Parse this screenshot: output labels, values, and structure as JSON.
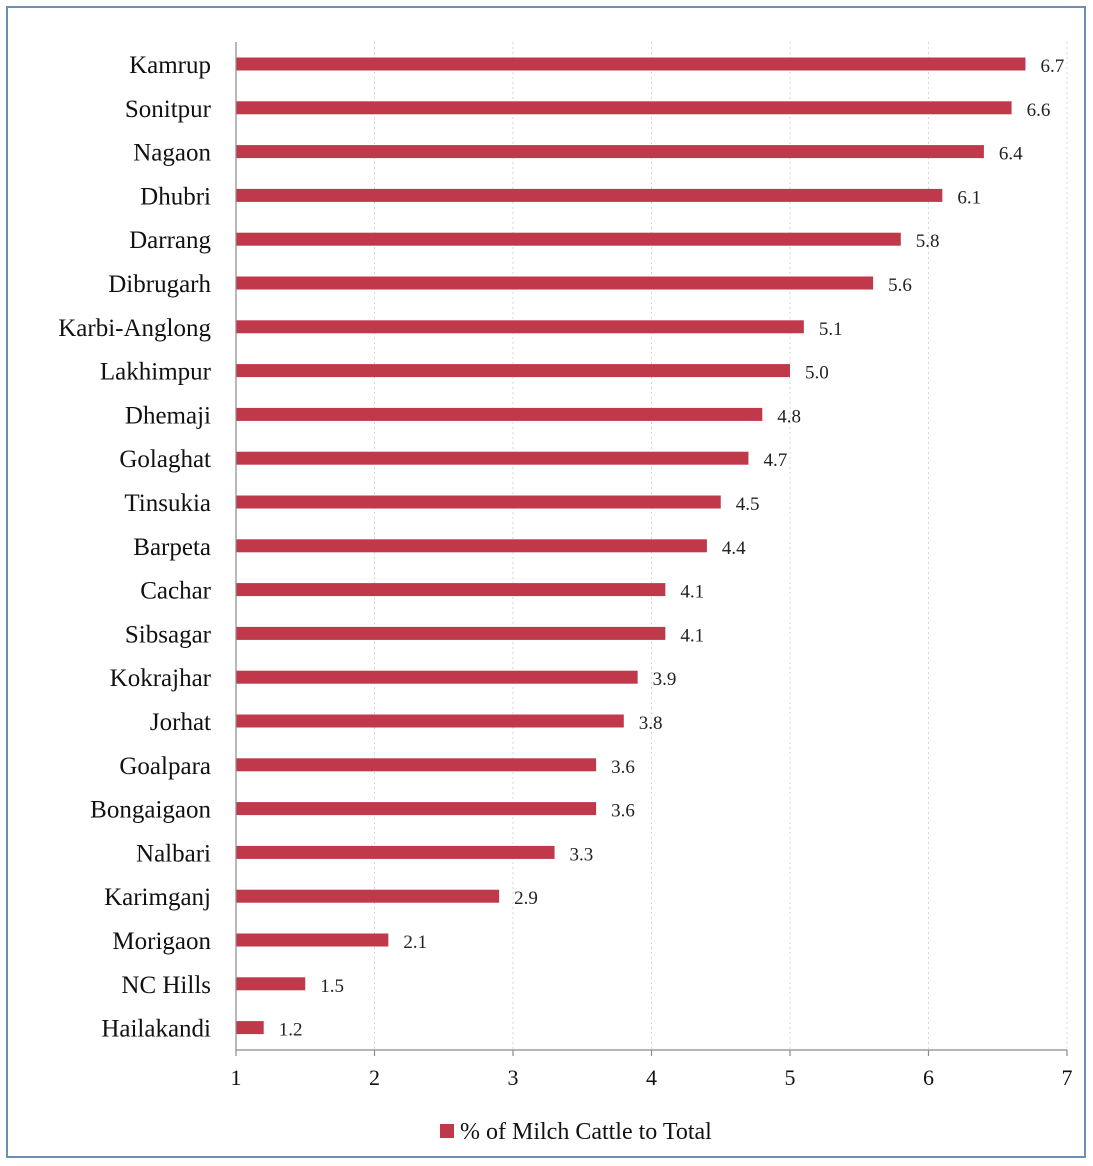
{
  "chart_data": {
    "type": "bar",
    "orientation": "horizontal",
    "title": "",
    "xlabel": "",
    "ylabel": "",
    "xlim": [
      1,
      7
    ],
    "x_ticks": [
      1,
      2,
      3,
      4,
      5,
      6,
      7
    ],
    "grid": true,
    "legend_position": "bottom",
    "bar_color": "#c0394b",
    "categories": [
      "Kamrup",
      "Sonitpur",
      "Nagaon",
      "Dhubri",
      "Darrang",
      "Dibrugarh",
      "Karbi-Anglong",
      "Lakhimpur",
      "Dhemaji",
      "Golaghat",
      "Tinsukia",
      "Barpeta",
      "Cachar",
      "Sibsagar",
      "Kokrajhar",
      "Jorhat",
      "Goalpara",
      "Bongaigaon",
      "Nalbari",
      "Karimganj",
      "Morigaon",
      "NC Hills",
      "Hailakandi"
    ],
    "series": [
      {
        "name": "% of Milch Cattle to Total",
        "values": [
          6.7,
          6.6,
          6.4,
          6.1,
          5.8,
          5.6,
          5.1,
          5.0,
          4.8,
          4.7,
          4.5,
          4.4,
          4.1,
          4.1,
          3.9,
          3.8,
          3.6,
          3.6,
          3.3,
          2.9,
          2.1,
          1.5,
          1.2
        ],
        "value_labels": [
          "6.7",
          "6.6",
          "6.4",
          "6.1",
          "5.8",
          "5.6",
          "5.1",
          "5.0",
          "4.8",
          "4.7",
          "4.5",
          "4.4",
          "4.1",
          "4.1",
          "3.9",
          "3.8",
          "3.6",
          "3.6",
          "3.3",
          "2.9",
          "2.1",
          "1.5",
          "1.2"
        ]
      }
    ]
  }
}
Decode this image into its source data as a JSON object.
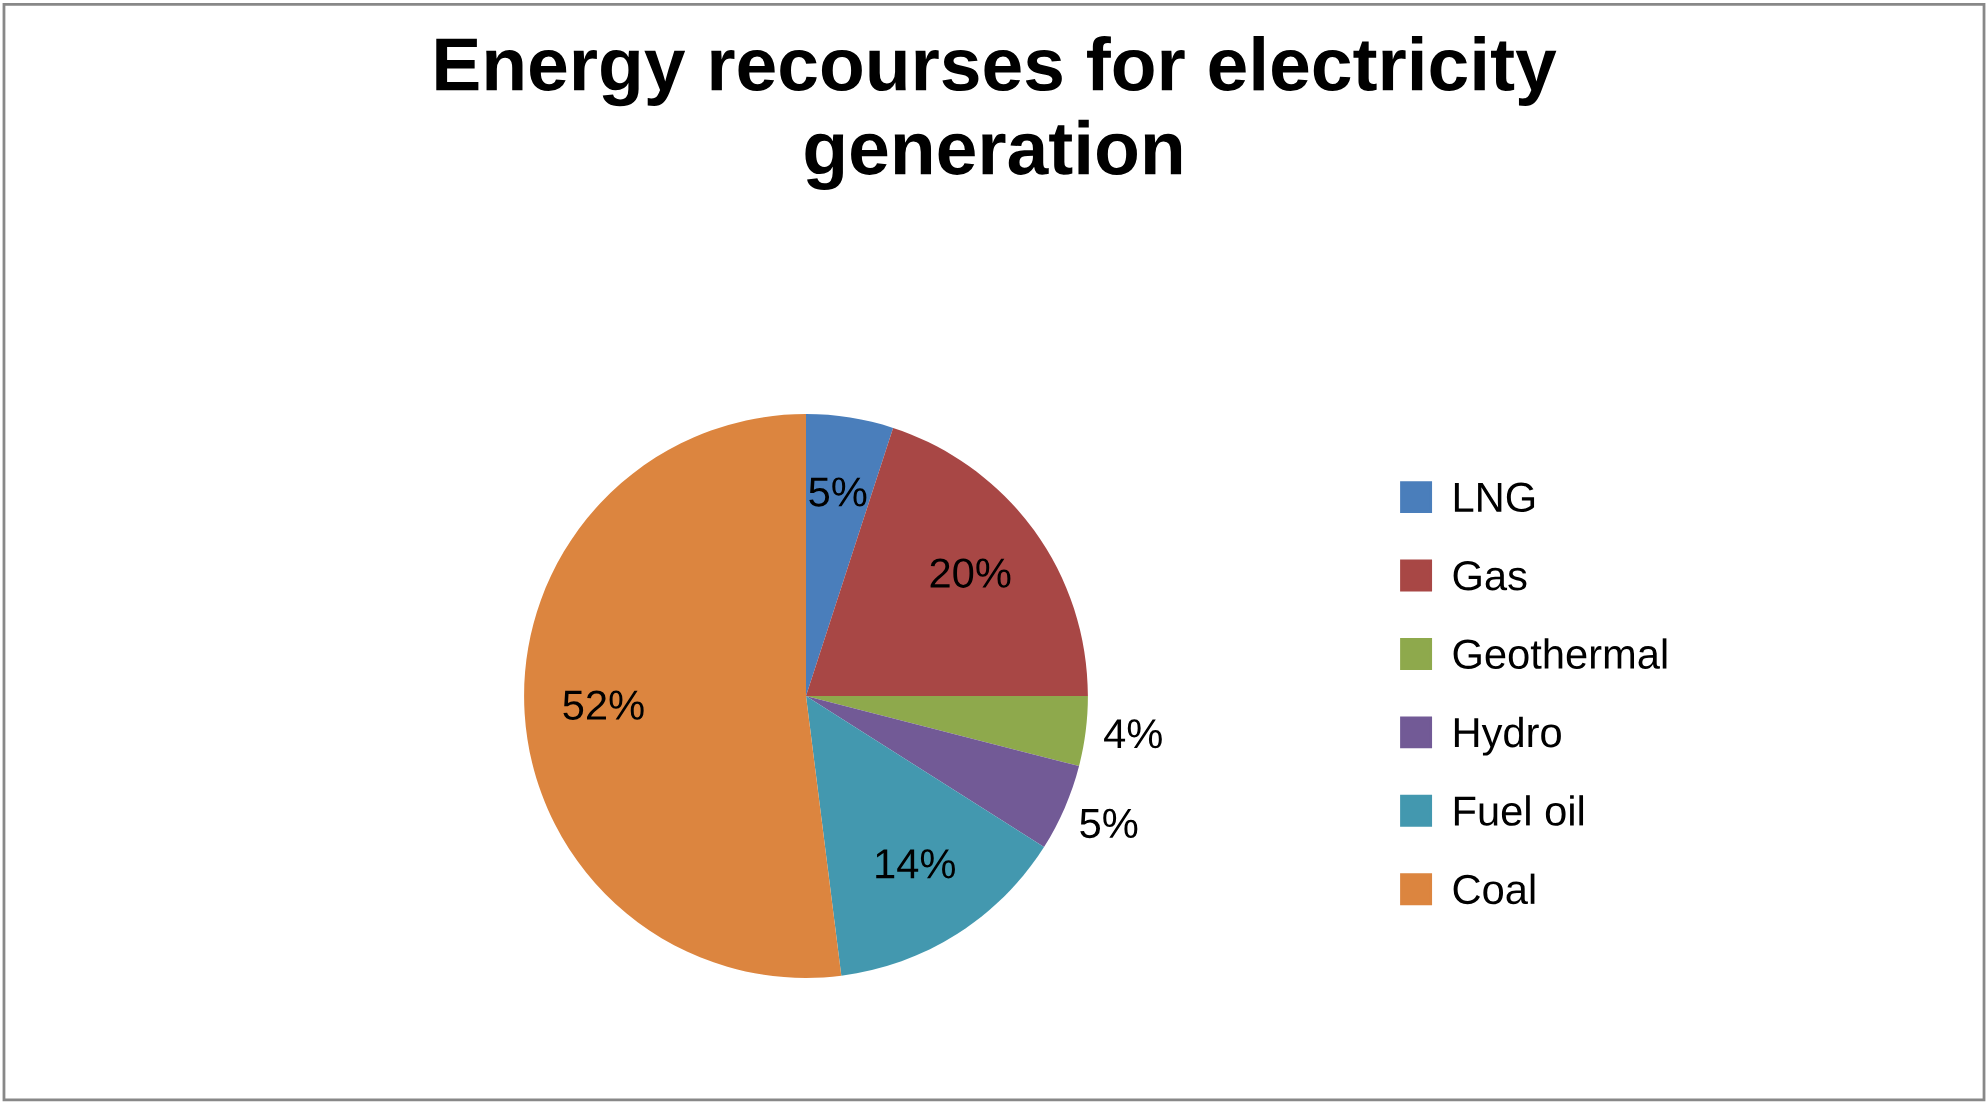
{
  "chart_data": {
    "type": "pie",
    "title": "Energy recourses for electricity generation",
    "categories": [
      "LNG",
      "Gas",
      "Geothermal",
      "Hydro",
      "Fuel oil",
      "Coal"
    ],
    "values": [
      5,
      20,
      4,
      5,
      14,
      52
    ],
    "colors": [
      "#4a7ebb",
      "#a84745",
      "#8ea94c",
      "#725a96",
      "#4398af",
      "#dc853f"
    ],
    "value_labels": [
      "5%",
      "20%",
      "4%",
      "5%",
      "14%",
      "52%"
    ],
    "legend": "right"
  }
}
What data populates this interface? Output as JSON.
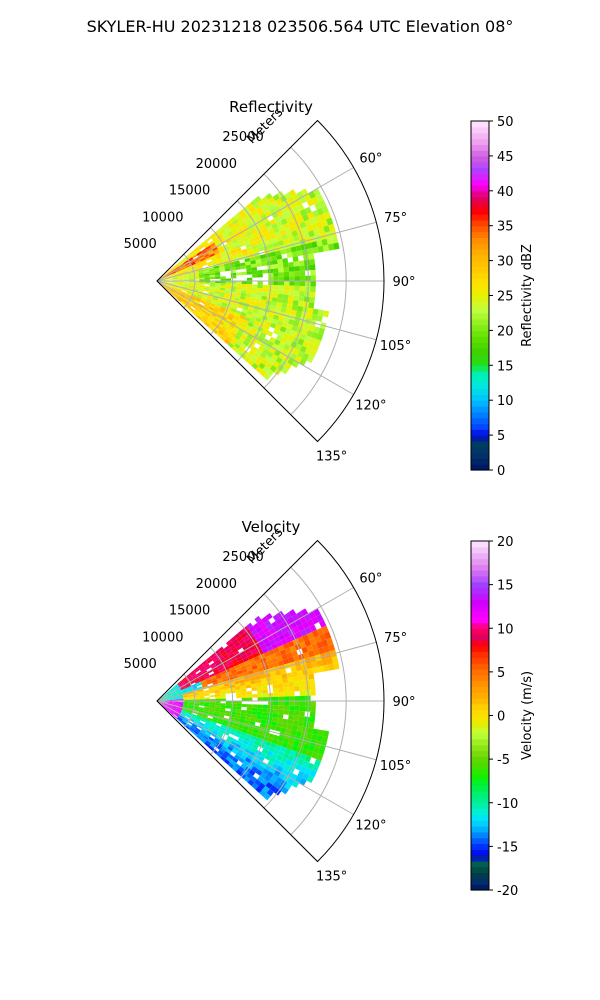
{
  "figure": {
    "title": "SKYLER-HU  20231218  023506.564 UTC Elevation 08°"
  },
  "colors": {
    "dbz_stops": [
      [
        0,
        "#001060"
      ],
      [
        2,
        "#00306a"
      ],
      [
        4,
        "#004060"
      ],
      [
        5,
        "#0000e0"
      ],
      [
        6,
        "#0040ff"
      ],
      [
        8,
        "#0080ff"
      ],
      [
        10,
        "#00c0ff"
      ],
      [
        12,
        "#00e8e0"
      ],
      [
        14,
        "#00f0b0"
      ],
      [
        15,
        "#20e020"
      ],
      [
        17,
        "#40d000"
      ],
      [
        19,
        "#60e000"
      ],
      [
        21,
        "#90f020"
      ],
      [
        23,
        "#c0ff40"
      ],
      [
        25,
        "#e8f000"
      ],
      [
        27,
        "#ffe000"
      ],
      [
        29,
        "#ffc800"
      ],
      [
        31,
        "#ffb000"
      ],
      [
        33,
        "#ff8c00"
      ],
      [
        35,
        "#ff5000"
      ],
      [
        37,
        "#ff0000"
      ],
      [
        39,
        "#e00060"
      ],
      [
        41,
        "#ff00ff"
      ],
      [
        43,
        "#b040ff"
      ],
      [
        45,
        "#d060e0"
      ],
      [
        47,
        "#f0a0f0"
      ],
      [
        50,
        "#ffe8ff"
      ]
    ],
    "vel_stops": [
      [
        -20,
        "#001060"
      ],
      [
        -19,
        "#00306a"
      ],
      [
        -18,
        "#004040"
      ],
      [
        -17,
        "#006050"
      ],
      [
        -16,
        "#0000e0"
      ],
      [
        -15,
        "#0030ff"
      ],
      [
        -14,
        "#0070ff"
      ],
      [
        -13,
        "#00b0ff"
      ],
      [
        -12,
        "#00e0ff"
      ],
      [
        -11,
        "#00f0d0"
      ],
      [
        -10,
        "#00f0a0"
      ],
      [
        -9,
        "#00f070"
      ],
      [
        -8,
        "#00f040"
      ],
      [
        -7,
        "#10f000"
      ],
      [
        -6,
        "#40e000"
      ],
      [
        -5,
        "#60d800"
      ],
      [
        -4,
        "#80e010"
      ],
      [
        -3,
        "#a0f020"
      ],
      [
        -2,
        "#c0ff40"
      ],
      [
        -1,
        "#e0f000"
      ],
      [
        0,
        "#ffe000"
      ],
      [
        1,
        "#ffd000"
      ],
      [
        2,
        "#ffb000"
      ],
      [
        3,
        "#ffa000"
      ],
      [
        4,
        "#ff8800"
      ],
      [
        5,
        "#ff7000"
      ],
      [
        6,
        "#ff5000"
      ],
      [
        7,
        "#ff3000"
      ],
      [
        8,
        "#ff0000"
      ],
      [
        9,
        "#e00060"
      ],
      [
        10,
        "#ff0060"
      ],
      [
        11,
        "#ff00ff"
      ],
      [
        13,
        "#d000ff"
      ],
      [
        15,
        "#a040ff"
      ],
      [
        17,
        "#e080f0"
      ],
      [
        20,
        "#ffe8ff"
      ]
    ]
  },
  "chart_data": [
    {
      "type": "heatmap",
      "title": "Reflectivity",
      "radial_label": "Meters",
      "radial_ticks": [
        5000,
        10000,
        15000,
        20000,
        25000
      ],
      "rlim": [
        0,
        30000
      ],
      "azimuth_range_deg": [
        45,
        135
      ],
      "angle_ticks": [
        60,
        75,
        90,
        105,
        120,
        135
      ],
      "grid": true,
      "colorbar": {
        "label": "Reflectivity dBZ",
        "range": [
          0,
          50
        ],
        "ticks": [
          0,
          5,
          10,
          15,
          20,
          25,
          30,
          35,
          40,
          45,
          50
        ]
      },
      "field_summary": [
        {
          "azimuth": [
            50,
            75
          ],
          "range_m": [
            0,
            26000
          ],
          "value": 27,
          "note": "yellow-orange with red core near 60°"
        },
        {
          "azimuth": [
            75,
            92
          ],
          "range_m": [
            0,
            22000
          ],
          "value": 20
        },
        {
          "azimuth": [
            92,
            120
          ],
          "range_m": [
            0,
            24000
          ],
          "value": 25
        },
        {
          "azimuth": [
            120,
            133
          ],
          "range_m": [
            0,
            21000
          ],
          "value": 22
        }
      ]
    },
    {
      "type": "heatmap",
      "title": "Velocity",
      "radial_label": "Meters",
      "radial_ticks": [
        5000,
        10000,
        15000,
        20000,
        25000
      ],
      "rlim": [
        0,
        30000
      ],
      "azimuth_range_deg": [
        45,
        135
      ],
      "angle_ticks": [
        60,
        75,
        90,
        105,
        120,
        135
      ],
      "grid": true,
      "colorbar": {
        "label": "Velocity (m/s)",
        "range": [
          -20,
          20
        ],
        "ticks": [
          -20,
          -15,
          -10,
          -5,
          0,
          5,
          10,
          15,
          20
        ]
      },
      "field_summary": [
        {
          "azimuth": [
            50,
            70
          ],
          "range_m": [
            0,
            26000
          ],
          "value": 9
        },
        {
          "azimuth": [
            70,
            88
          ],
          "range_m": [
            0,
            22000
          ],
          "value": 2
        },
        {
          "azimuth": [
            88,
            110
          ],
          "range_m": [
            0,
            24000
          ],
          "value": -6
        },
        {
          "azimuth": [
            110,
            133
          ],
          "range_m": [
            0,
            21000
          ],
          "value": -11
        }
      ]
    }
  ]
}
····················
WHAT YOU NEED TO DO:
Take the data above and repeat it exactly, leaving each picture out.

CORRECT ANSWER:
Parse this screenshot: output labels, values, and structure as JSON.
{
  "chart_data": {
    "type": "bar",
    "orientation": "horizontal",
    "title": "",
    "xlabel": "",
    "ylabel": "",
    "xlim": [
      1,
      7
    ],
    "x_ticks": [
      1,
      2,
      3,
      4,
      5,
      6,
      7
    ],
    "grid": true,
    "legend_position": "bottom",
    "bar_color": "#c0394b",
    "categories": [
      "Kamrup",
      "Sonitpur",
      "Nagaon",
      "Dhubri",
      "Darrang",
      "Dibrugarh",
      "Karbi-Anglong",
      "Lakhimpur",
      "Dhemaji",
      "Golaghat",
      "Tinsukia",
      "Barpeta",
      "Cachar",
      "Sibsagar",
      "Kokrajhar",
      "Jorhat",
      "Goalpara",
      "Bongaigaon",
      "Nalbari",
      "Karimganj",
      "Morigaon",
      "NC Hills",
      "Hailakandi"
    ],
    "series": [
      {
        "name": "% of Milch Cattle to Total",
        "values": [
          6.7,
          6.6,
          6.4,
          6.1,
          5.8,
          5.6,
          5.1,
          5.0,
          4.8,
          4.7,
          4.5,
          4.4,
          4.1,
          4.1,
          3.9,
          3.8,
          3.6,
          3.6,
          3.3,
          2.9,
          2.1,
          1.5,
          1.2
        ],
        "value_labels": [
          "6.7",
          "6.6",
          "6.4",
          "6.1",
          "5.8",
          "5.6",
          "5.1",
          "5.0",
          "4.8",
          "4.7",
          "4.5",
          "4.4",
          "4.1",
          "4.1",
          "3.9",
          "3.8",
          "3.6",
          "3.6",
          "3.3",
          "2.9",
          "2.1",
          "1.5",
          "1.2"
        ]
      }
    ]
  }
}
Decode this image into its source data as a JSON object.
{
  "chart_data": {
    "type": "pie",
    "title": "Energy recourses for electricity generation",
    "categories": [
      "LNG",
      "Gas",
      "Geothermal",
      "Hydro",
      "Fuel oil",
      "Coal"
    ],
    "values": [
      5,
      20,
      4,
      5,
      14,
      52
    ],
    "colors": [
      "#4a7ebb",
      "#a84745",
      "#8ea94c",
      "#725a96",
      "#4398af",
      "#dc853f"
    ],
    "value_labels": [
      "5%",
      "20%",
      "4%",
      "5%",
      "14%",
      "52%"
    ],
    "legend": "right"
  }
}
What data populates this interface? Output as JSON.
{
  "figure": {
    "title": "SKYLER-HU  20231218  023506.564 UTC Elevation 08°"
  },
  "colors": {
    "dbz_stops": [
      [
        0,
        "#001060"
      ],
      [
        2,
        "#00306a"
      ],
      [
        4,
        "#004060"
      ],
      [
        5,
        "#0000e0"
      ],
      [
        6,
        "#0040ff"
      ],
      [
        8,
        "#0080ff"
      ],
      [
        10,
        "#00c0ff"
      ],
      [
        12,
        "#00e8e0"
      ],
      [
        14,
        "#00f0b0"
      ],
      [
        15,
        "#20e020"
      ],
      [
        17,
        "#40d000"
      ],
      [
        19,
        "#60e000"
      ],
      [
        21,
        "#90f020"
      ],
      [
        23,
        "#c0ff40"
      ],
      [
        25,
        "#e8f000"
      ],
      [
        27,
        "#ffe000"
      ],
      [
        29,
        "#ffc800"
      ],
      [
        31,
        "#ffb000"
      ],
      [
        33,
        "#ff8c00"
      ],
      [
        35,
        "#ff5000"
      ],
      [
        37,
        "#ff0000"
      ],
      [
        39,
        "#e00060"
      ],
      [
        41,
        "#ff00ff"
      ],
      [
        43,
        "#b040ff"
      ],
      [
        45,
        "#d060e0"
      ],
      [
        47,
        "#f0a0f0"
      ],
      [
        50,
        "#ffe8ff"
      ]
    ],
    "vel_stops": [
      [
        -20,
        "#001060"
      ],
      [
        -19,
        "#00306a"
      ],
      [
        -18,
        "#004040"
      ],
      [
        -17,
        "#006050"
      ],
      [
        -16,
        "#0000e0"
      ],
      [
        -15,
        "#0030ff"
      ],
      [
        -14,
        "#0070ff"
      ],
      [
        -13,
        "#00b0ff"
      ],
      [
        -12,
        "#00e0ff"
      ],
      [
        -11,
        "#00f0d0"
      ],
      [
        -10,
        "#00f0a0"
      ],
      [
        -9,
        "#00f070"
      ],
      [
        -8,
        "#00f040"
      ],
      [
        -7,
        "#10f000"
      ],
      [
        -6,
        "#40e000"
      ],
      [
        -5,
        "#60d800"
      ],
      [
        -4,
        "#80e010"
      ],
      [
        -3,
        "#a0f020"
      ],
      [
        -2,
        "#c0ff40"
      ],
      [
        -1,
        "#e0f000"
      ],
      [
        0,
        "#ffe000"
      ],
      [
        1,
        "#ffd000"
      ],
      [
        2,
        "#ffb000"
      ],
      [
        3,
        "#ffa000"
      ],
      [
        4,
        "#ff8800"
      ],
      [
        5,
        "#ff7000"
      ],
      [
        6,
        "#ff5000"
      ],
      [
        7,
        "#ff3000"
      ],
      [
        8,
        "#ff0000"
      ],
      [
        9,
        "#e00060"
      ],
      [
        10,
        "#ff0060"
      ],
      [
        11,
        "#ff00ff"
      ],
      [
        13,
        "#d000ff"
      ],
      [
        15,
        "#a040ff"
      ],
      [
        17,
        "#e080f0"
      ],
      [
        20,
        "#ffe8ff"
      ]
    ]
  },
  "chart_data": [
    {
      "type": "heatmap",
      "title": "Reflectivity",
      "radial_label": "Meters",
      "radial_ticks": [
        5000,
        10000,
        15000,
        20000,
        25000
      ],
      "rlim": [
        0,
        30000
      ],
      "azimuth_range_deg": [
        45,
        135
      ],
      "angle_ticks": [
        60,
        75,
        90,
        105,
        120,
        135
      ],
      "grid": true,
      "colorbar": {
        "label": "Reflectivity dBZ",
        "range": [
          0,
          50
        ],
        "ticks": [
          0,
          5,
          10,
          15,
          20,
          25,
          30,
          35,
          40,
          45,
          50
        ]
      },
      "field_summary": [
        {
          "azimuth": [
            50,
            75
          ],
          "range_m": [
            0,
            26000
          ],
          "value": 27,
          "note": "yellow-orange with red core near 60°"
        },
        {
          "azimuth": [
            75,
            92
          ],
          "range_m": [
            0,
            22000
          ],
          "value": 20
        },
        {
          "azimuth": [
            92,
            120
          ],
          "range_m": [
            0,
            24000
          ],
          "value": 25
        },
        {
          "azimuth": [
            120,
            133
          ],
          "range_m": [
            0,
            21000
          ],
          "value": 22
        }
      ]
    },
    {
      "type": "heatmap",
      "title": "Velocity",
      "radial_label": "Meters",
      "radial_ticks": [
        5000,
        10000,
        15000,
        20000,
        25000
      ],
      "rlim": [
        0,
        30000
      ],
      "azimuth_range_deg": [
        45,
        135
      ],
      "angle_ticks": [
        60,
        75,
        90,
        105,
        120,
        135
      ],
      "grid": true,
      "colorbar": {
        "label": "Velocity (m/s)",
        "range": [
          -20,
          20
        ],
        "ticks": [
          -20,
          -15,
          -10,
          -5,
          0,
          5,
          10,
          15,
          20
        ]
      },
      "field_summary": [
        {
          "azimuth": [
            50,
            70
          ],
          "range_m": [
            0,
            26000
          ],
          "value": 9
        },
        {
          "azimuth": [
            70,
            88
          ],
          "range_m": [
            0,
            22000
          ],
          "value": 2
        },
        {
          "azimuth": [
            88,
            110
          ],
          "range_m": [
            0,
            24000
          ],
          "value": -6
        },
        {
          "azimuth": [
            110,
            133
          ],
          "range_m": [
            0,
            21000
          ],
          "value": -11
        }
      ]
    }
  ]
}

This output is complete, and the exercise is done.